Print all the records exactly, please.
--------------------------------------------------
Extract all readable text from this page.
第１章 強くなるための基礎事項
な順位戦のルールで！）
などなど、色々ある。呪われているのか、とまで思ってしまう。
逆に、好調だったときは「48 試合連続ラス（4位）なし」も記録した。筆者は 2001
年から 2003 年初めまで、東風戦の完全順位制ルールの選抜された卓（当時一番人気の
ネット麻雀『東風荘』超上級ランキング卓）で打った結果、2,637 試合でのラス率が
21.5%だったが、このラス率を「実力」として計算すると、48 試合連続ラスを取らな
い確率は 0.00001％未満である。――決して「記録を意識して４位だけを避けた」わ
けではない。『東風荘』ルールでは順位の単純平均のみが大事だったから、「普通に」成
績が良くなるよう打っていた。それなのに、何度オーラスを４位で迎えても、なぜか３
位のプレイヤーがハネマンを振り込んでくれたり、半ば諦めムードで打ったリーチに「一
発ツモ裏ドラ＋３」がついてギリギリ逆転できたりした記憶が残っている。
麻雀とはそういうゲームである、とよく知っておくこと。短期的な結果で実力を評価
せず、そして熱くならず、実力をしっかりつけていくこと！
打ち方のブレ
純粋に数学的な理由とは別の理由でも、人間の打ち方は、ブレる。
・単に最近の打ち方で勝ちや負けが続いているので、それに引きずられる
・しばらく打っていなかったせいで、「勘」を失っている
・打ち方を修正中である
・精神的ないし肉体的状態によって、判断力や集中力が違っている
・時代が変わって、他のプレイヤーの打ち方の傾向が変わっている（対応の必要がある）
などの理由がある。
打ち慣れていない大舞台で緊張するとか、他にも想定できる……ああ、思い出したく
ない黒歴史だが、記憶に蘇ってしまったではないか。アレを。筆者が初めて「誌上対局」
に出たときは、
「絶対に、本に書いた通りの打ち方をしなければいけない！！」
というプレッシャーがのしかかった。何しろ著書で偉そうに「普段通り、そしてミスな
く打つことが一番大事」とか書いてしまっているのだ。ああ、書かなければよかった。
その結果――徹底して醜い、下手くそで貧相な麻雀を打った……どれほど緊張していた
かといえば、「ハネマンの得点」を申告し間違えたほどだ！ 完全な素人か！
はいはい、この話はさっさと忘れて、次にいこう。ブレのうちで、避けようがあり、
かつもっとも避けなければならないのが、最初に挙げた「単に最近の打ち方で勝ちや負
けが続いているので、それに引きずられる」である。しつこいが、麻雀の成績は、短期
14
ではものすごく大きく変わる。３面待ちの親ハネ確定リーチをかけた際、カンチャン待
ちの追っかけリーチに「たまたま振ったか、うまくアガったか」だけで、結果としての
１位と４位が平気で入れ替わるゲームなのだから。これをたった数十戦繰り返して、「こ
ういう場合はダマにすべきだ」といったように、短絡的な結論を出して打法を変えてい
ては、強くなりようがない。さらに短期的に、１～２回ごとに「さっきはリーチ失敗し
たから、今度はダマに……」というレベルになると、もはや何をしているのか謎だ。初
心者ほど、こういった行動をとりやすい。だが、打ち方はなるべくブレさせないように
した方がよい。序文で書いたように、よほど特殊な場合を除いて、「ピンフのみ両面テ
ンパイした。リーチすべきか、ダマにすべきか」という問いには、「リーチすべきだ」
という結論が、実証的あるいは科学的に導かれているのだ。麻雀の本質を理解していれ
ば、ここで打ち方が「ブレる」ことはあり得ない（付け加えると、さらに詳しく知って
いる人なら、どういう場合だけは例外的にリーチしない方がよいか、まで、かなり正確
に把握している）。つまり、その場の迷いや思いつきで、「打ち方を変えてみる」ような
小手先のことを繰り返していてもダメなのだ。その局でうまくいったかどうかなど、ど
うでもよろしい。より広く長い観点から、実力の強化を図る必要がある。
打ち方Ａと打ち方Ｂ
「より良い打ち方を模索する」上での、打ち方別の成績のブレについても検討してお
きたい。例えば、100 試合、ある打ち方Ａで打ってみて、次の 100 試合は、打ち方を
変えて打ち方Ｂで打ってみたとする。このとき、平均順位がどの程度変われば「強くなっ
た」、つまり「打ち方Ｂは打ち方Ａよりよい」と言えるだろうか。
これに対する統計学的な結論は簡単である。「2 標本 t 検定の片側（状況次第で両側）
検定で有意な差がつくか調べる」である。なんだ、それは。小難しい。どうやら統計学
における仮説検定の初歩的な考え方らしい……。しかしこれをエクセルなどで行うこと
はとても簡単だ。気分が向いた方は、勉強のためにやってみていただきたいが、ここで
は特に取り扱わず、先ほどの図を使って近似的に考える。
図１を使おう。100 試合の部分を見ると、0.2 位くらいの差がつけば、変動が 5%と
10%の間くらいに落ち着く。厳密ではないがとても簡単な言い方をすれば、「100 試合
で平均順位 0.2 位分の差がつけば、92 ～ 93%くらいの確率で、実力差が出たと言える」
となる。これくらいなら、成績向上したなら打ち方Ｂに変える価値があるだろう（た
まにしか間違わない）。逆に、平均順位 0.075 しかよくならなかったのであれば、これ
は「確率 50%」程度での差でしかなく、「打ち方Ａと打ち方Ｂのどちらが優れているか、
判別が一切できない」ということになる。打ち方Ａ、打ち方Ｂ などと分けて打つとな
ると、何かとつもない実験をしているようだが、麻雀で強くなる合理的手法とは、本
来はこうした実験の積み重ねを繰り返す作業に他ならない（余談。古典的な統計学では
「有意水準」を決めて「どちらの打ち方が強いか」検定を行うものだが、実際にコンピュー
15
--------------------------------------------------
COMPLETE ANSWER –
Extract all readable text from this page.
第１章 強くなるための基礎事項
な順位戦のルールで！）
などなど、色々ある。呪われているのか、とまで思ってしまう。
逆に、好調だったときは「48 試合連続ラス（4位）なし」も記録した。筆者は 2001
年から 2003 年初めまで、東風戦の完全順位制ルールの選抜された卓（当時一番人気の
ネット麻雀『東風荘』超上級ランキング卓）で打った結果、2,637 試合でのラス率が
21.5%だったが、このラス率を「実力」として計算すると、48 試合連続ラスを取らな
い確率は 0.00001％未満である。――決して「記録を意識して４位だけを避けた」わ
けではない。『東風荘』ルールでは順位の単純平均のみが大事だったから、「普通に」成
績が良くなるよう打っていた。それなのに、何度オーラスを４位で迎えても、なぜか３
位のプレイヤーがハネマンを振り込んでくれたり、半ば諦めムードで打ったリーチに「一
発ツモ裏ドラ＋３」がついてギリギリ逆転できたりした記憶が残っている。
麻雀とはそういうゲームである、とよく知っておくこと。短期的な結果で実力を評価
せず、そして熱くならず、実力をしっかりつけていくこと！
打ち方のブレ
純粋に数学的な理由とは別の理由でも、人間の打ち方は、ブレる。
・単に最近の打ち方で勝ちや負けが続いているので、それに引きずられる
・しばらく打っていなかったせいで、「勘」を失っている
・打ち方を修正中である
・精神的ないし肉体的状態によって、判断力や集中力が違っている
・時代が変わって、他のプレイヤーの打ち方の傾向が変わっている（対応の必要がある）
などの理由がある。
打ち慣れていない大舞台で緊張するとか、他にも想定できる……ああ、思い出したく
ない黒歴史だが、記憶に蘇ってしまったではないか。アレを。筆者が初めて「誌上対局」
に出たときは、
「絶対に、本に書いた通りの打ち方をしなければいけない！！」
というプレッシャーがのしかかった。何しろ著書で偉そうに「普段通り、そしてミスな
く打つことが一番大事」とか書いてしまっているのだ。ああ、書かなければよかった。
その結果――徹底して醜い、下手くそで貧相な麻雀を打った……どれほど緊張していた
かといえば、「ハネマンの得点」を申告し間違えたほどだ！ 完全な素人か！
はいはい、この話はさっさと忘れて、次にいこう。ブレのうちで、避けようがあり、
かつもっとも避けなければならないのが、最初に挙げた「単に最近の打ち方で勝ちや負
けが続いているので、それに引きずられる」である。しつこいが、麻雀の成績は、短期
14
ではものすごく大きく変わる。３面待ちの親ハネ確定リーチをかけた際、カンチャン待
ちの追っかけリーチに「たまたま振ったか、うまくアガったか」だけで、結果としての
１位と４位が平気で入れ替わるゲームなのだから。これをたった数十戦繰り返して、「こ
ういう場合はダマにすべきだ」といったように、短絡的な結論を出して打法を変えてい
ては、強くなりようがない。さらに短期的に、１～２回ごとに「さっきはリーチ失敗し
たから、今度はダマに……」というレベルになると、もはや何をしているのか謎だ。初
心者ほど、こういった行動をとりやすい。だが、打ち方はなるべくブレさせないように
した方がよい。序文で書いたように、よほど特殊な場合を除いて、「ピンフのみ両面テ
ンパイした。リーチすべきか、ダマにすべきか」という問いには、「リーチすべきだ」
という結論が、実証的あるいは科学的に導かれているのだ。麻雀の本質を理解していれ
ば、ここで打ち方が「ブレる」ことはあり得ない（付け加えると、さらに詳しく知って
いる人なら、どういう場合だけは例外的にリーチしない方がよいか、まで、かなり正確
に把握している）。つまり、その場の迷いや思いつきで、「打ち方を変えてみる」ような
小手先のことを繰り返していてもダメなのだ。その局でうまくいったかどうかなど、ど
うでもよろしい。より広く長い観点から、実力の強化を図る必要がある。
打ち方Ａと打ち方Ｂ
「より良い打ち方を模索する」上での、打ち方別の成績のブレについても検討してお
きたい。例えば、100 試合、ある打ち方Ａで打ってみて、次の 100 試合は、打ち方を
変えて打ち方Ｂで打ってみたとする。このとき、平均順位がどの程度変われば「強くなっ
た」、つまり「打ち方Ｂは打ち方Ａよりよい」と言えるだろうか。
これに対する統計学的な結論は簡単である。「2 標本 t 検定の片側（状況次第で両側）
検定で有意な差がつくか調べる」である。なんだ、それは。小難しい。どうやら統計学
における仮説検定の初歩的な考え方らしい……。しかしこれをエクセルなどで行うこと
はとても簡単だ。気分が向いた方は、勉強のためにやってみていただきたいが、ここで
は特に取り扱わず、先ほどの図を使って近似的に考える。
図１を使おう。100 試合の部分を見ると、0.2 位くらいの差がつけば、変動が 5%と
10%の間くらいに落ち着く。厳密ではないがとても簡単な言い方をすれば、「100 試合
で平均順位 0.2 位分の差がつけば、92 ～ 93%くらいの確率で、実力差が出たと言える」
となる。これくらいなら、成績向上したなら打ち方Ｂに変える価値があるだろう（た
まにしか間違わない）。逆に、平均順位 0.075 しかよくならなかったのであれば、これ
は「確率 50%」程度での差でしかなく、「打ち方Ａと打ち方Ｂのどちらが優れているか、
判別が一切できない」ということになる。打ち方Ａ、打ち方Ｂ などと分けて打つとな
ると、何かとつもない実験をしているようだが、麻雀で強くなる合理的手法とは、本
来はこうした実験の積み重ねを繰り返す作業に他ならない（余談。古典的な統計学では
「有意水準」を決めて「どちらの打ち方が強いか」検定を行うものだが、実際にコンピュー
15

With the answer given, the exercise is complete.